__GOAL__:
Your task is to copy every line of this material exactly.

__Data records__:
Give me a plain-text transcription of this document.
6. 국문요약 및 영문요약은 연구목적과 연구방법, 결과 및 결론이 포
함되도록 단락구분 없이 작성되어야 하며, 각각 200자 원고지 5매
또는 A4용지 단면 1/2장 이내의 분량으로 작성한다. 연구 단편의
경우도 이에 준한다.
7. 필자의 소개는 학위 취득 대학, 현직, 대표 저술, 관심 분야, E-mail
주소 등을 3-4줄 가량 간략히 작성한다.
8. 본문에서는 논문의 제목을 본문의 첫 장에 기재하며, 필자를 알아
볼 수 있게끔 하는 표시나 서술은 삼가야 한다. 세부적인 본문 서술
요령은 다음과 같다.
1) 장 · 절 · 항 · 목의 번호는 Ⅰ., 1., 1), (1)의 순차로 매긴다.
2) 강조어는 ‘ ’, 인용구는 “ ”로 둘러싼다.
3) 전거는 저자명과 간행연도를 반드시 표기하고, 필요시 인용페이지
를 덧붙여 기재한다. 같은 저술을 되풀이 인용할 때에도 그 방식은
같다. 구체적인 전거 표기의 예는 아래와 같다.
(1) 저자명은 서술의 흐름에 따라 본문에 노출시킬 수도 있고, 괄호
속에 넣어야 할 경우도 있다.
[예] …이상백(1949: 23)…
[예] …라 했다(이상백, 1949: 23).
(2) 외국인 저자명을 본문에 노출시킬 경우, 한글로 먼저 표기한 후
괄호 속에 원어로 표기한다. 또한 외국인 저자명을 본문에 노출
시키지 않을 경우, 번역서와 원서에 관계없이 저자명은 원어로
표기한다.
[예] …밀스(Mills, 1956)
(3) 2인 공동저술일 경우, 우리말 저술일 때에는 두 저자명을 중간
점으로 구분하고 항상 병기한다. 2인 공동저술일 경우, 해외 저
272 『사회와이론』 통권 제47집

__WRITTEN SOLUTION__:
Give me a plain-text transcription of this document.
6. 국문요약 및 영문요약은 연구목적과 연구방법, 결과 및 결론이 포
함되도록 단락구분 없이 작성되어야 하며, 각각 200자 원고지 5매
또는 A4용지 단면 1/2장 이내의 분량으로 작성한다. 연구 단편의
경우도 이에 준한다.
7. 필자의 소개는 학위 취득 대학, 현직, 대표 저술, 관심 분야, E-mail
주소 등을 3-4줄 가량 간략히 작성한다.
8. 본문에서는 논문의 제목을 본문의 첫 장에 기재하며, 필자를 알아
볼 수 있게끔 하는 표시나 서술은 삼가야 한다. 세부적인 본문 서술
요령은 다음과 같다.
1) 장 · 절 · 항 · 목의 번호는 Ⅰ., 1., 1), (1)의 순차로 매긴다.
2) 강조어는 ‘ ’, 인용구는 “ ”로 둘러싼다.
3) 전거는 저자명과 간행연도를 반드시 표기하고, 필요시 인용페이지
를 덧붙여 기재한다. 같은 저술을 되풀이 인용할 때에도 그 방식은
같다. 구체적인 전거 표기의 예는 아래와 같다.
(1) 저자명은 서술의 흐름에 따라 본문에 노출시킬 수도 있고, 괄호
속에 넣어야 할 경우도 있다.
[예] …이상백(1949: 23)…
[예] …라 했다(이상백, 1949: 23).
(2) 외국인 저자명을 본문에 노출시킬 경우, 한글로 먼저 표기한 후
괄호 속에 원어로 표기한다. 또한 외국인 저자명을 본문에 노출
시키지 않을 경우, 번역서와 원서에 관계없이 저자명은 원어로
표기한다.
[예] …밀스(Mills, 1956)
(3) 2인 공동저술일 경우, 우리말 저술일 때에는 두 저자명을 중간
점으로 구분하고 항상 병기한다. 2인 공동저술일 경우, 해외 저
272 『사회와이론』 통권 제47집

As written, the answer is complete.